## STATED EXERCISE
Please transcribe the records precisely; pictures stay out of your copy.

## RECORDS SUPPLIED
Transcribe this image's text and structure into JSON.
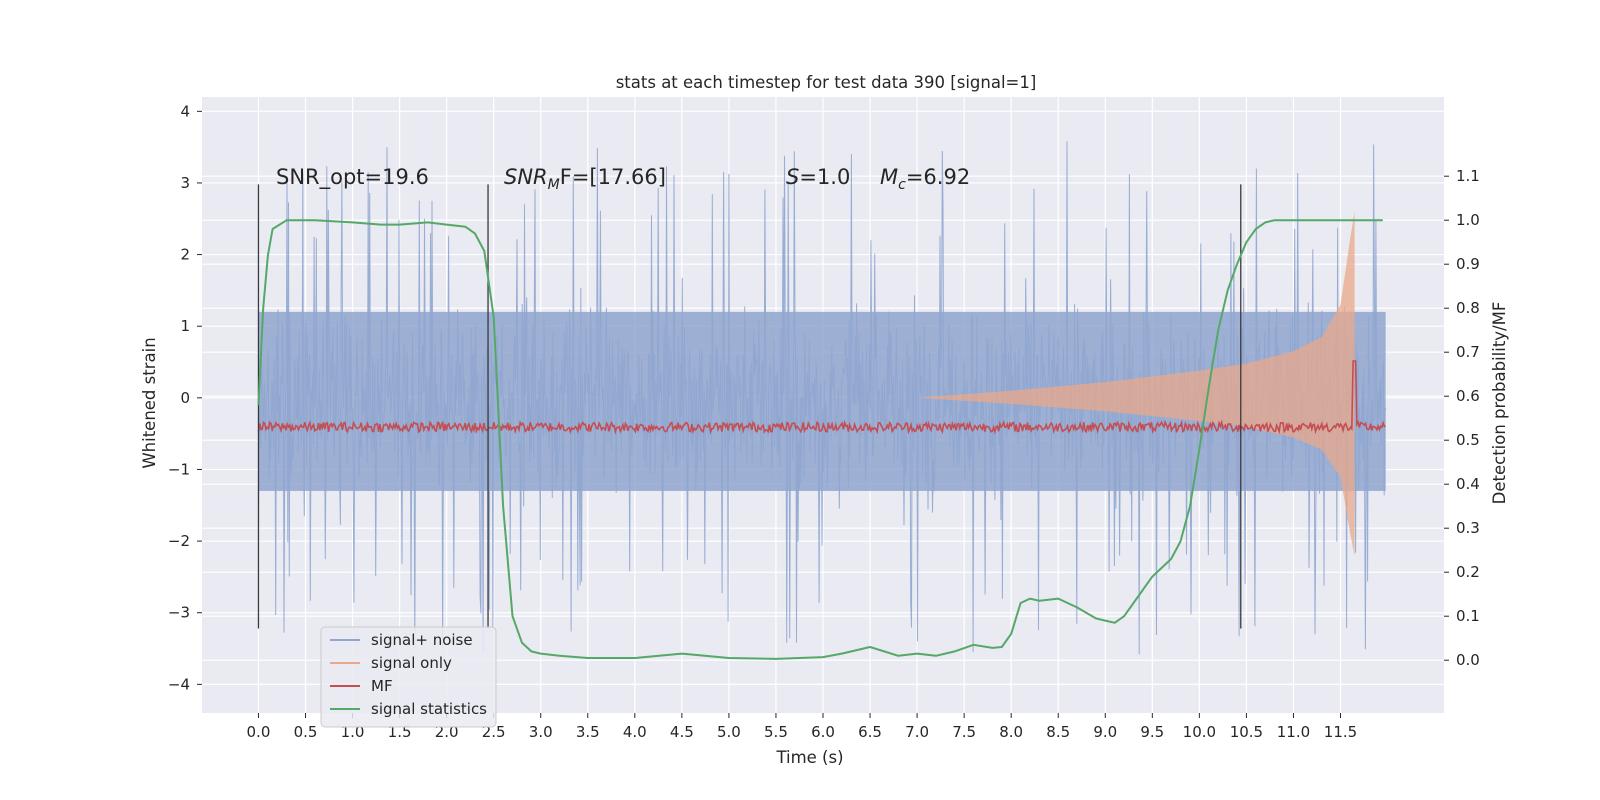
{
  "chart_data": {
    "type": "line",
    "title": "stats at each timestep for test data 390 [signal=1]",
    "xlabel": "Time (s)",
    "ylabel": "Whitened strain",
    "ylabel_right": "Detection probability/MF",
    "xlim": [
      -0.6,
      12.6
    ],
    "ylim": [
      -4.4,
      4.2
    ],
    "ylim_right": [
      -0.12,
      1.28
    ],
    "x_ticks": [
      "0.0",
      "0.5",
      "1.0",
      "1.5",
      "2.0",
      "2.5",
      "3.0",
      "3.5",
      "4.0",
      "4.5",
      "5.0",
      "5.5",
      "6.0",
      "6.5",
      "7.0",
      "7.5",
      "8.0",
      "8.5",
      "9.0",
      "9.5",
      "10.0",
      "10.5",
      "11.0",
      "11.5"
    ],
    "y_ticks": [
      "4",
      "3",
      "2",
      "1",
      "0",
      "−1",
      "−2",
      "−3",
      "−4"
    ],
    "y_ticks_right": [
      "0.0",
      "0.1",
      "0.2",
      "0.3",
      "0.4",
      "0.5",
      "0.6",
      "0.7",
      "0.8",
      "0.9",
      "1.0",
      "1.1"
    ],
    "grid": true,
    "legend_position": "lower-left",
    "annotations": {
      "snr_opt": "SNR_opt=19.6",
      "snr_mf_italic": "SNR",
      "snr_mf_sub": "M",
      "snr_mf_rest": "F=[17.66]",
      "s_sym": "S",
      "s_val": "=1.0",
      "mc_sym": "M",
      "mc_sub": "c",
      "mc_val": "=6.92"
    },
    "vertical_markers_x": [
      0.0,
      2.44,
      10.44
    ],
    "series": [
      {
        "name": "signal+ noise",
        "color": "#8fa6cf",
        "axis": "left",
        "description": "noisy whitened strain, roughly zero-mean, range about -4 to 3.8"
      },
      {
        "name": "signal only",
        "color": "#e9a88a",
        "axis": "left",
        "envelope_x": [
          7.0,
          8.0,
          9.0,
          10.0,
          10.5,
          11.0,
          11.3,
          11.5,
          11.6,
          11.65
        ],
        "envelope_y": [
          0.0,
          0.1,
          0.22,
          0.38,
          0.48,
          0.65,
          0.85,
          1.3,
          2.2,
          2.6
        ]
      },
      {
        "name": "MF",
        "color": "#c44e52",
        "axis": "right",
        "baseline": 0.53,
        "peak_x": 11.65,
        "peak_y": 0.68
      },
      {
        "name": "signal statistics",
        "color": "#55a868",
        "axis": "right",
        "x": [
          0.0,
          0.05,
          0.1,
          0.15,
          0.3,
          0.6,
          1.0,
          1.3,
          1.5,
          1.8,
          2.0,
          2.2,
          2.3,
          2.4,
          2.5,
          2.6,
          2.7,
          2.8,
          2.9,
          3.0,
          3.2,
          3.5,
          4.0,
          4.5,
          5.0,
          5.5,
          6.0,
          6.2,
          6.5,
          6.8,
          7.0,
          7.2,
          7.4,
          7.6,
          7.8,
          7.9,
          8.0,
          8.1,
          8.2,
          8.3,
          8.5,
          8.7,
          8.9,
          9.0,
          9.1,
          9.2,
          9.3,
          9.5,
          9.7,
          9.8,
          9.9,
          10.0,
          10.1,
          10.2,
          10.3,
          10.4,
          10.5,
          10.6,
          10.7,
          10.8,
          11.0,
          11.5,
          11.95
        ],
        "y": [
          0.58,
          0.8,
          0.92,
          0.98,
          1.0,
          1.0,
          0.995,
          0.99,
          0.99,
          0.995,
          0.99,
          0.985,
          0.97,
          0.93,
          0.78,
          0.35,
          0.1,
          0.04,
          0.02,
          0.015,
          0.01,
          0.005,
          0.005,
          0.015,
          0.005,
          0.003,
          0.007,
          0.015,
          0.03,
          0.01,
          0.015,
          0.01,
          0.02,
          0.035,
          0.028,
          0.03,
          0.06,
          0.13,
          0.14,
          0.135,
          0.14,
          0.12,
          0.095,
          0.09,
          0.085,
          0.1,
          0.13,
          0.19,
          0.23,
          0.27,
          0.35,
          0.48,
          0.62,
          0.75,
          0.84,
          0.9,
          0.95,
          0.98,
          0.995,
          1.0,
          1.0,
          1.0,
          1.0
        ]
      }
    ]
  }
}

## EXERCISE OUTPUT
Transcribe this image's text and structure into JSON.
{
  "chart_data": {
    "type": "line",
    "title": "stats at each timestep for test data 390 [signal=1]",
    "xlabel": "Time (s)",
    "ylabel": "Whitened strain",
    "ylabel_right": "Detection probability/MF",
    "xlim": [
      -0.6,
      12.6
    ],
    "ylim": [
      -4.4,
      4.2
    ],
    "ylim_right": [
      -0.12,
      1.28
    ],
    "x_ticks": [
      "0.0",
      "0.5",
      "1.0",
      "1.5",
      "2.0",
      "2.5",
      "3.0",
      "3.5",
      "4.0",
      "4.5",
      "5.0",
      "5.5",
      "6.0",
      "6.5",
      "7.0",
      "7.5",
      "8.0",
      "8.5",
      "9.0",
      "9.5",
      "10.0",
      "10.5",
      "11.0",
      "11.5"
    ],
    "y_ticks": [
      "4",
      "3",
      "2",
      "1",
      "0",
      "−1",
      "−2",
      "−3",
      "−4"
    ],
    "y_ticks_right": [
      "0.0",
      "0.1",
      "0.2",
      "0.3",
      "0.4",
      "0.5",
      "0.6",
      "0.7",
      "0.8",
      "0.9",
      "1.0",
      "1.1"
    ],
    "grid": true,
    "legend_position": "lower-left",
    "annotations": {
      "snr_opt": "SNR_opt=19.6",
      "snr_mf_italic": "SNR",
      "snr_mf_sub": "M",
      "snr_mf_rest": "F=[17.66]",
      "s_sym": "S",
      "s_val": "=1.0",
      "mc_sym": "M",
      "mc_sub": "c",
      "mc_val": "=6.92"
    },
    "vertical_markers_x": [
      0.0,
      2.44,
      10.44
    ],
    "series": [
      {
        "name": "signal+ noise",
        "color": "#8fa6cf",
        "axis": "left",
        "description": "noisy whitened strain, roughly zero-mean, range about -4 to 3.8"
      },
      {
        "name": "signal only",
        "color": "#e9a88a",
        "axis": "left",
        "envelope_x": [
          7.0,
          8.0,
          9.0,
          10.0,
          10.5,
          11.0,
          11.3,
          11.5,
          11.6,
          11.65
        ],
        "envelope_y": [
          0.0,
          0.1,
          0.22,
          0.38,
          0.48,
          0.65,
          0.85,
          1.3,
          2.2,
          2.6
        ]
      },
      {
        "name": "MF",
        "color": "#c44e52",
        "axis": "right",
        "baseline": 0.53,
        "peak_x": 11.65,
        "peak_y": 0.68
      },
      {
        "name": "signal statistics",
        "color": "#55a868",
        "axis": "right",
        "x": [
          0.0,
          0.05,
          0.1,
          0.15,
          0.3,
          0.6,
          1.0,
          1.3,
          1.5,
          1.8,
          2.0,
          2.2,
          2.3,
          2.4,
          2.5,
          2.6,
          2.7,
          2.8,
          2.9,
          3.0,
          3.2,
          3.5,
          4.0,
          4.5,
          5.0,
          5.5,
          6.0,
          6.2,
          6.5,
          6.8,
          7.0,
          7.2,
          7.4,
          7.6,
          7.8,
          7.9,
          8.0,
          8.1,
          8.2,
          8.3,
          8.5,
          8.7,
          8.9,
          9.0,
          9.1,
          9.2,
          9.3,
          9.5,
          9.7,
          9.8,
          9.9,
          10.0,
          10.1,
          10.2,
          10.3,
          10.4,
          10.5,
          10.6,
          10.7,
          10.8,
          11.0,
          11.5,
          11.95
        ],
        "y": [
          0.58,
          0.8,
          0.92,
          0.98,
          1.0,
          1.0,
          0.995,
          0.99,
          0.99,
          0.995,
          0.99,
          0.985,
          0.97,
          0.93,
          0.78,
          0.35,
          0.1,
          0.04,
          0.02,
          0.015,
          0.01,
          0.005,
          0.005,
          0.015,
          0.005,
          0.003,
          0.007,
          0.015,
          0.03,
          0.01,
          0.015,
          0.01,
          0.02,
          0.035,
          0.028,
          0.03,
          0.06,
          0.13,
          0.14,
          0.135,
          0.14,
          0.12,
          0.095,
          0.09,
          0.085,
          0.1,
          0.13,
          0.19,
          0.23,
          0.27,
          0.35,
          0.48,
          0.62,
          0.75,
          0.84,
          0.9,
          0.95,
          0.98,
          0.995,
          1.0,
          1.0,
          1.0,
          1.0
        ]
      }
    ]
  }
}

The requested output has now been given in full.